• [Available records]:
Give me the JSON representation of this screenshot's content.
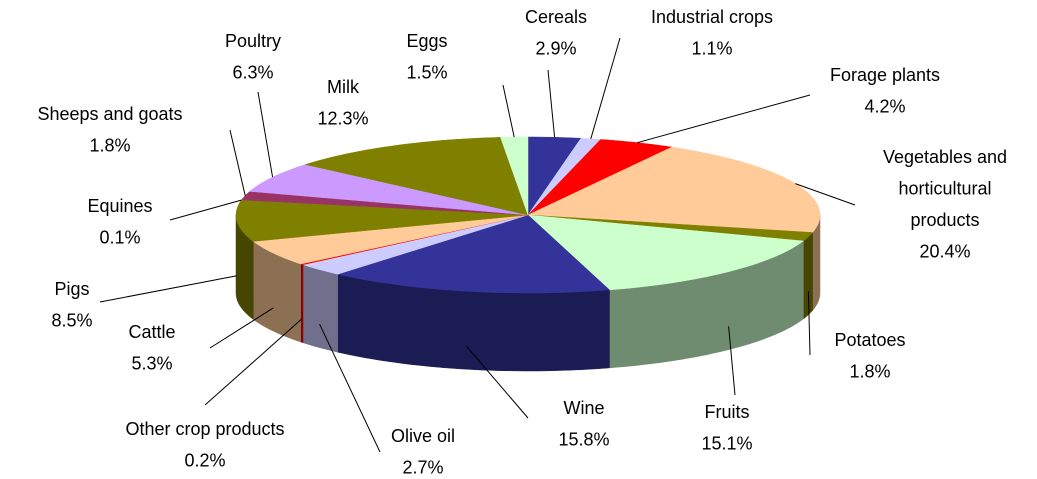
{
  "chart_data": {
    "type": "pie3d",
    "categories": [
      "Cereals",
      "Industrial crops",
      "Forage plants",
      "Vegetables and horticultural products",
      "Potatoes",
      "Fruits",
      "Wine",
      "Olive oil",
      "Other crop products",
      "Cattle",
      "Pigs",
      "Equines",
      "Sheeps and goats",
      "Poultry",
      "Milk",
      "Eggs"
    ],
    "values": [
      2.9,
      1.1,
      4.2,
      20.4,
      1.8,
      15.1,
      15.8,
      2.7,
      0.2,
      5.3,
      8.5,
      0.1,
      1.8,
      6.3,
      12.3,
      1.5
    ],
    "value_labels": [
      "2.9%",
      "1.1%",
      "4.2%",
      "20.4%",
      "1.8%",
      "15.1%",
      "15.8%",
      "2.7%",
      "0.2%",
      "5.3%",
      "8.5%",
      "0.1%",
      "1.8%",
      "6.3%",
      "12.3%",
      "1.5%"
    ],
    "colors": [
      "#333399",
      "#ccccff",
      "#ff0000",
      "#ffcc99",
      "#808000",
      "#ccffcc",
      "#333399",
      "#ccccff",
      "#ff0000",
      "#ffcc99",
      "#808000",
      "#808000",
      "#993366",
      "#cc99ff",
      "#808000",
      "#ccffcc"
    ]
  }
}
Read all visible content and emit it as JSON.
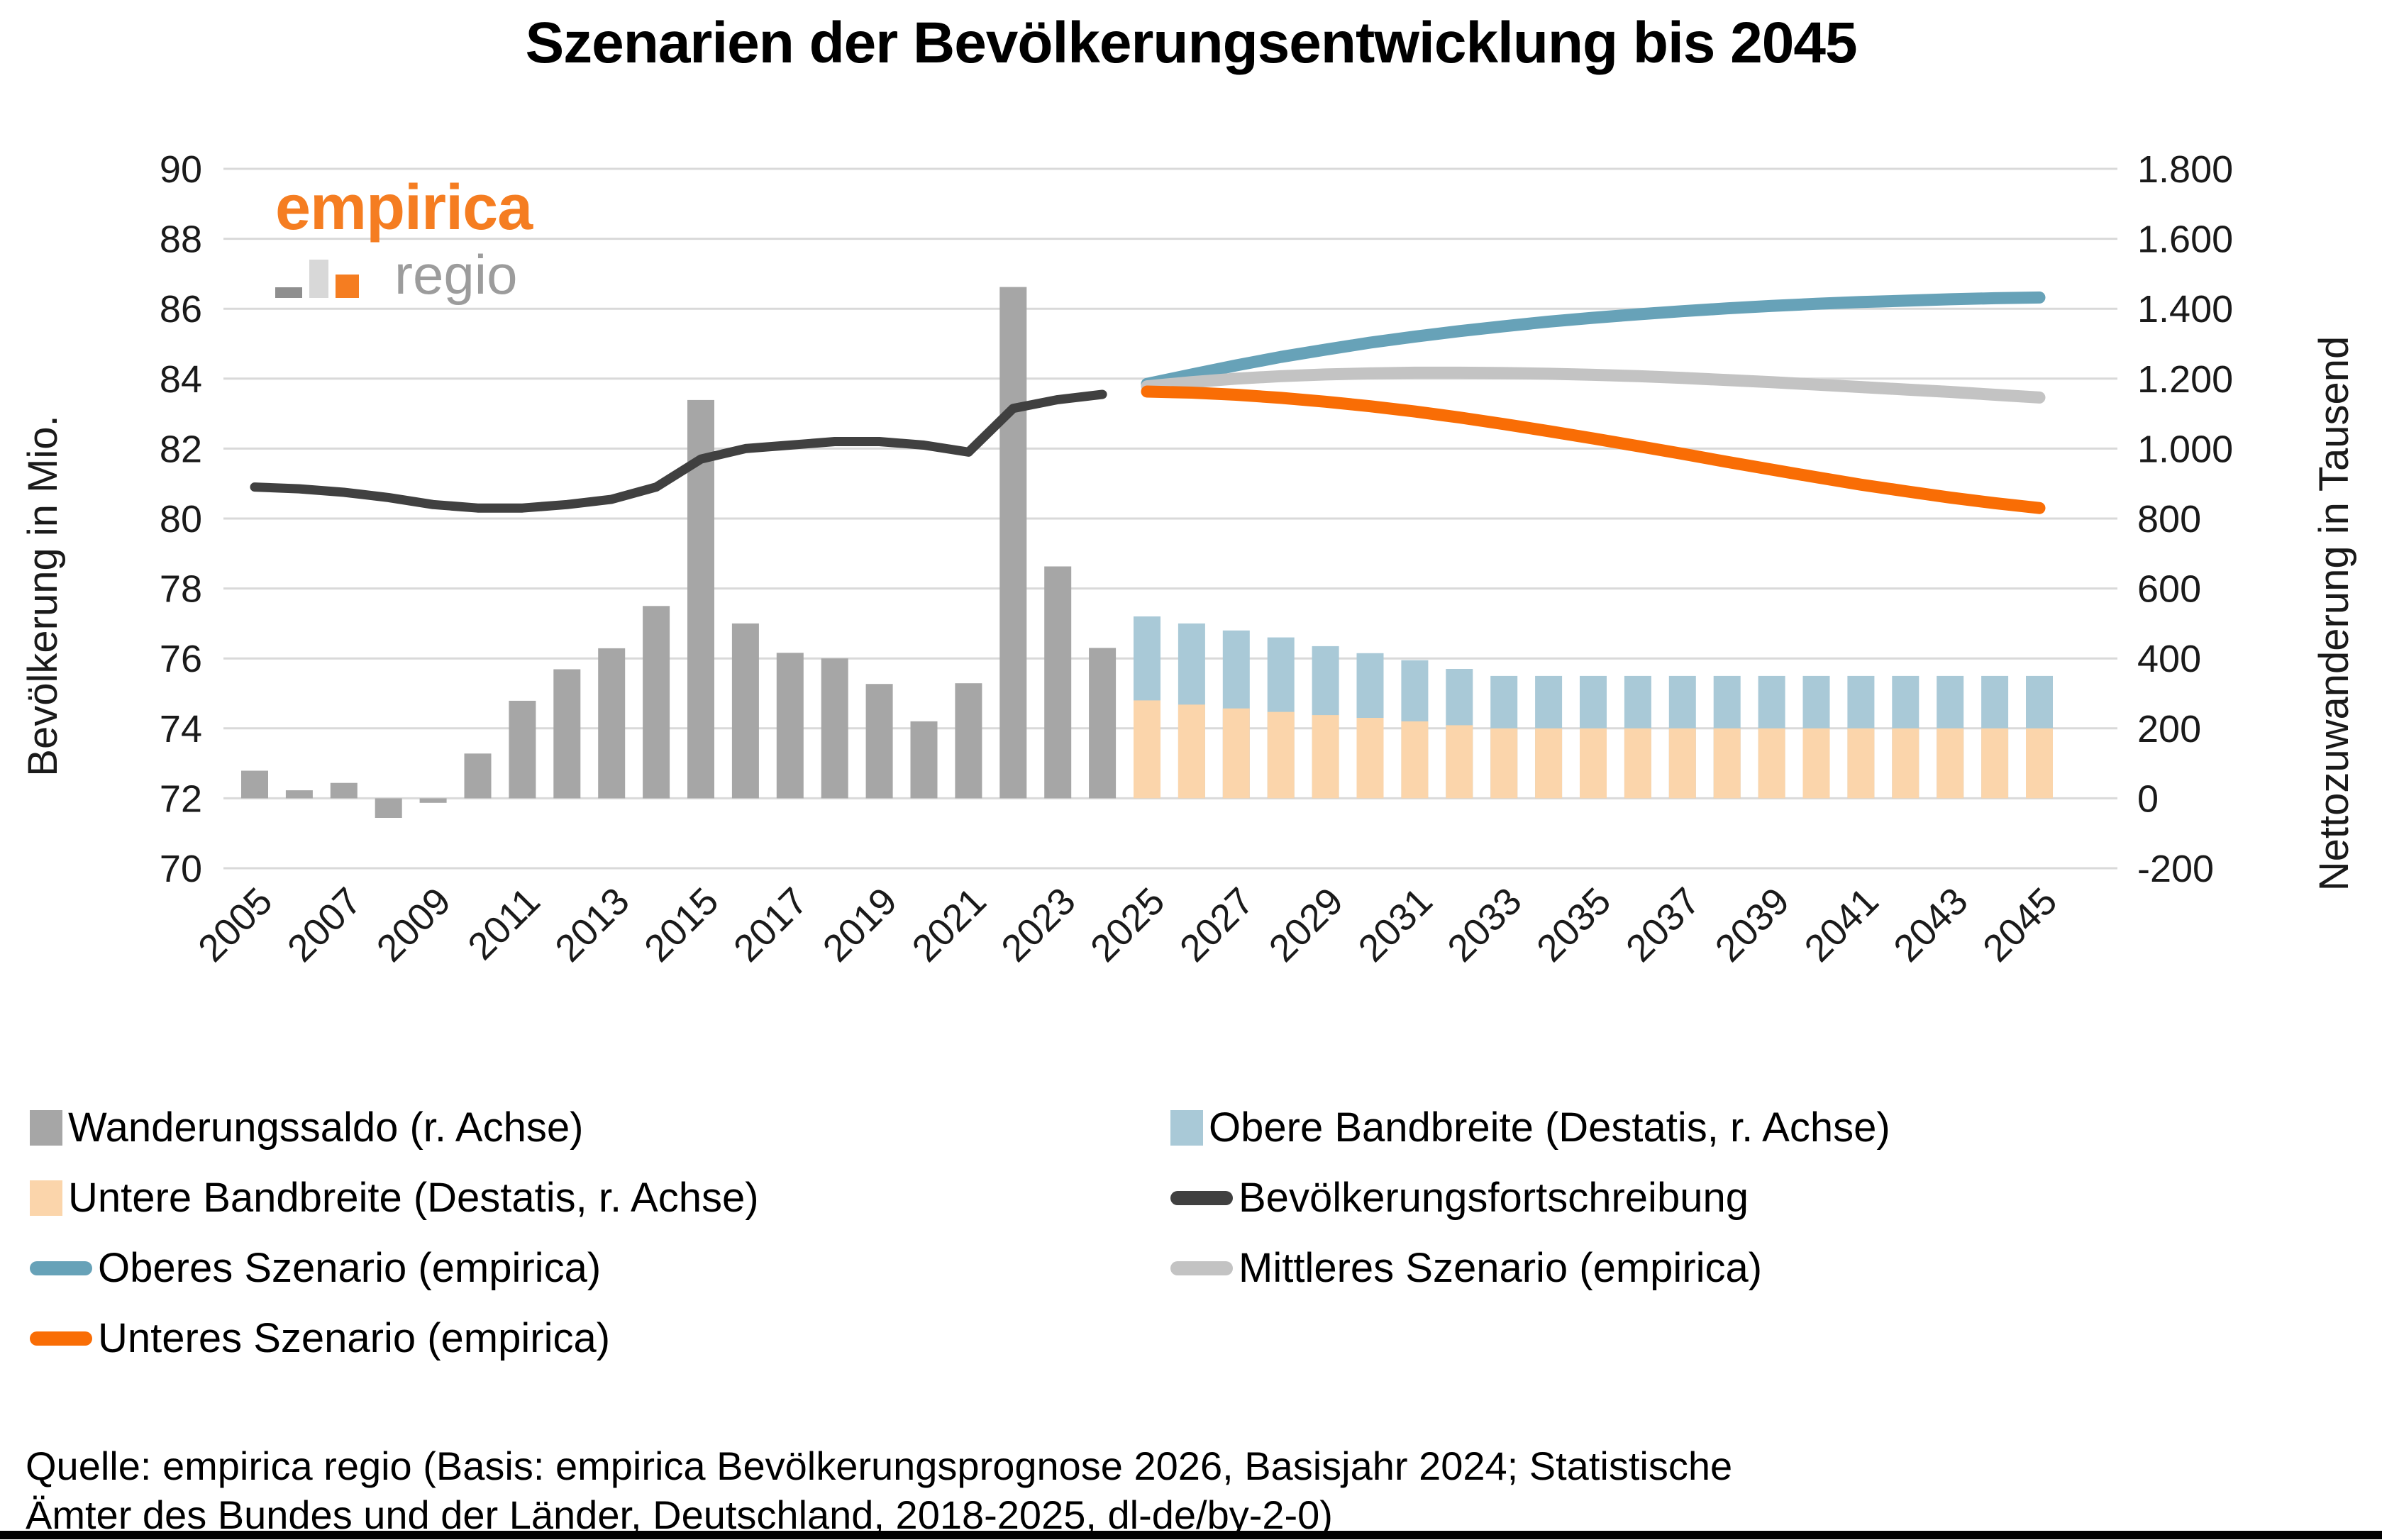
{
  "title": "Szenarien der Bevölkerungsentwicklung bis 2045",
  "logo": {
    "primary": "empirica",
    "secondary": "regio"
  },
  "axes": {
    "left_ticks": [
      "90",
      "88",
      "86",
      "84",
      "82",
      "80",
      "78",
      "76",
      "74",
      "72",
      "70"
    ],
    "right_ticks": [
      "1.800",
      "1.600",
      "1.400",
      "1.200",
      "1.000",
      "800",
      "600",
      "400",
      "200",
      "0",
      "-200"
    ],
    "x_ticks": [
      "2005",
      "2007",
      "2009",
      "2011",
      "2013",
      "2015",
      "2017",
      "2019",
      "2021",
      "2023",
      "2025",
      "2027",
      "2029",
      "2031",
      "2033",
      "2035",
      "2037",
      "2039",
      "2041",
      "2043",
      "2045"
    ]
  },
  "chart_data": {
    "type": "combo",
    "title": "Szenarien der Bevölkerungsentwicklung bis 2045",
    "grid": true,
    "legend_position": "bottom",
    "x": [
      2005,
      2006,
      2007,
      2008,
      2009,
      2010,
      2011,
      2012,
      2013,
      2014,
      2015,
      2016,
      2017,
      2018,
      2019,
      2020,
      2021,
      2022,
      2023,
      2024,
      2025,
      2026,
      2027,
      2028,
      2029,
      2030,
      2031,
      2032,
      2033,
      2034,
      2035,
      2036,
      2037,
      2038,
      2039,
      2040,
      2041,
      2042,
      2043,
      2044,
      2045
    ],
    "left_axis": {
      "label": "Bevölkerung in Mio.",
      "range": [
        70,
        90
      ]
    },
    "right_axis": {
      "label": "Nettozuwanderung in Tausend",
      "range": [
        -200,
        1800
      ]
    },
    "series": [
      {
        "name": "Wanderungssaldo (r. Achse)",
        "type": "bar",
        "axis": "right",
        "color": "#a6a6a6",
        "values": [
          79,
          23,
          44,
          -56,
          -13,
          128,
          279,
          369,
          429,
          550,
          1139,
          500,
          416,
          400,
          327,
          220,
          329,
          1462,
          663,
          430,
          null,
          null,
          null,
          null,
          null,
          null,
          null,
          null,
          null,
          null,
          null,
          null,
          null,
          null,
          null,
          null,
          null,
          null,
          null,
          null,
          null
        ]
      },
      {
        "name": "Obere Bandbreite (Destatis, r. Achse)",
        "type": "bar",
        "axis": "right",
        "color": "#a9c9d7",
        "values": [
          null,
          null,
          null,
          null,
          null,
          null,
          null,
          null,
          null,
          null,
          null,
          null,
          null,
          null,
          null,
          null,
          null,
          null,
          null,
          null,
          520,
          500,
          480,
          460,
          435,
          415,
          395,
          370,
          350,
          350,
          350,
          350,
          350,
          350,
          350,
          350,
          350,
          350,
          350,
          350,
          350
        ]
      },
      {
        "name": "Untere Bandbreite (Destatis, r. Achse)",
        "type": "bar",
        "axis": "right",
        "color": "#fbd5ab",
        "values": [
          null,
          null,
          null,
          null,
          null,
          null,
          null,
          null,
          null,
          null,
          null,
          null,
          null,
          null,
          null,
          null,
          null,
          null,
          null,
          null,
          280,
          268,
          257,
          247,
          238,
          230,
          220,
          209,
          200,
          200,
          200,
          200,
          200,
          200,
          200,
          200,
          200,
          200,
          200,
          200,
          200
        ]
      },
      {
        "name": "Bevölkerungsfortschreibung",
        "type": "line",
        "axis": "left",
        "color": "#404040",
        "values": [
          80.9,
          80.85,
          80.75,
          80.6,
          80.4,
          80.3,
          80.3,
          80.4,
          80.55,
          80.9,
          81.7,
          82.0,
          82.1,
          82.2,
          82.2,
          82.1,
          81.9,
          83.15,
          83.4,
          83.55,
          null,
          null,
          null,
          null,
          null,
          null,
          null,
          null,
          null,
          null,
          null,
          null,
          null,
          null,
          null,
          null,
          null,
          null,
          null,
          null,
          null
        ]
      },
      {
        "name": "Oberes Szenario (empirica)",
        "type": "line",
        "axis": "left",
        "color": "#67a2b8",
        "values": [
          null,
          null,
          null,
          null,
          null,
          null,
          null,
          null,
          null,
          null,
          null,
          null,
          null,
          null,
          null,
          null,
          null,
          null,
          null,
          null,
          83.85,
          84.12,
          84.38,
          84.62,
          84.83,
          85.03,
          85.2,
          85.36,
          85.5,
          85.63,
          85.74,
          85.84,
          85.93,
          86.01,
          86.08,
          86.14,
          86.19,
          86.23,
          86.27,
          86.3,
          86.32
        ]
      },
      {
        "name": "Mittleres Szenario (empirica)",
        "type": "line",
        "axis": "left",
        "color": "#c3c3c3",
        "values": [
          null,
          null,
          null,
          null,
          null,
          null,
          null,
          null,
          null,
          null,
          null,
          null,
          null,
          null,
          null,
          null,
          null,
          null,
          null,
          null,
          83.78,
          83.9,
          84.0,
          84.07,
          84.12,
          84.15,
          84.17,
          84.17,
          84.16,
          84.14,
          84.11,
          84.07,
          84.02,
          83.96,
          83.9,
          83.83,
          83.76,
          83.69,
          83.62,
          83.54,
          83.46
        ]
      },
      {
        "name": "Unteres Szenario (empirica)",
        "type": "line",
        "axis": "left",
        "color": "#f96d05",
        "values": [
          null,
          null,
          null,
          null,
          null,
          null,
          null,
          null,
          null,
          null,
          null,
          null,
          null,
          null,
          null,
          null,
          null,
          null,
          null,
          null,
          83.63,
          83.6,
          83.54,
          83.45,
          83.34,
          83.21,
          83.06,
          82.89,
          82.7,
          82.5,
          82.29,
          82.07,
          81.85,
          81.62,
          81.4,
          81.18,
          80.97,
          80.78,
          80.6,
          80.44,
          80.3
        ]
      }
    ]
  },
  "legend": [
    {
      "label": "Wanderungssaldo (r. Achse)",
      "marker": "square",
      "color": "#a6a6a6"
    },
    {
      "label": "Obere Bandbreite (Destatis, r. Achse)",
      "marker": "square",
      "color": "#a9c9d7"
    },
    {
      "label": "Untere Bandbreite (Destatis, r. Achse)",
      "marker": "square",
      "color": "#fbd5ab"
    },
    {
      "label": "Bevölkerungsfortschreibung",
      "marker": "line",
      "color": "#404040"
    },
    {
      "label": "Oberes Szenario (empirica)",
      "marker": "line",
      "color": "#67a2b8"
    },
    {
      "label": "Mittleres Szenario (empirica)",
      "marker": "line",
      "color": "#c3c3c3"
    },
    {
      "label": "Unteres Szenario (empirica)",
      "marker": "line",
      "color": "#f96d05"
    }
  ],
  "source_lines": [
    "Quelle: empirica regio (Basis: empirica Bevölkerungsprognose 2026, Basisjahr 2024; Statistische",
    "Ämter des Bundes und der Länder, Deutschland, 2018-2025, dl-de/by-2-0)"
  ],
  "colors": {
    "accent_orange": "#f96d05",
    "logo_orange": "#f57d21",
    "gridline": "#d9d9d9",
    "history_bar": "#a6a6a6",
    "upper_band_bar": "#a9c9d7",
    "lower_band_bar": "#fbd5ab",
    "population_line": "#404040",
    "upper_scenario_line": "#67a2b8",
    "middle_scenario_line": "#c3c3c3"
  }
}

• [Exercise prompt]:
In the material above, find each line that contains the word "regio", and select it.

• [Response to the task]:
    "secondary": "regio"
    "Quelle: empirica regio (Basis: empirica Bevölkerungsprognose 2026, Basisjahr 2024; Statistische",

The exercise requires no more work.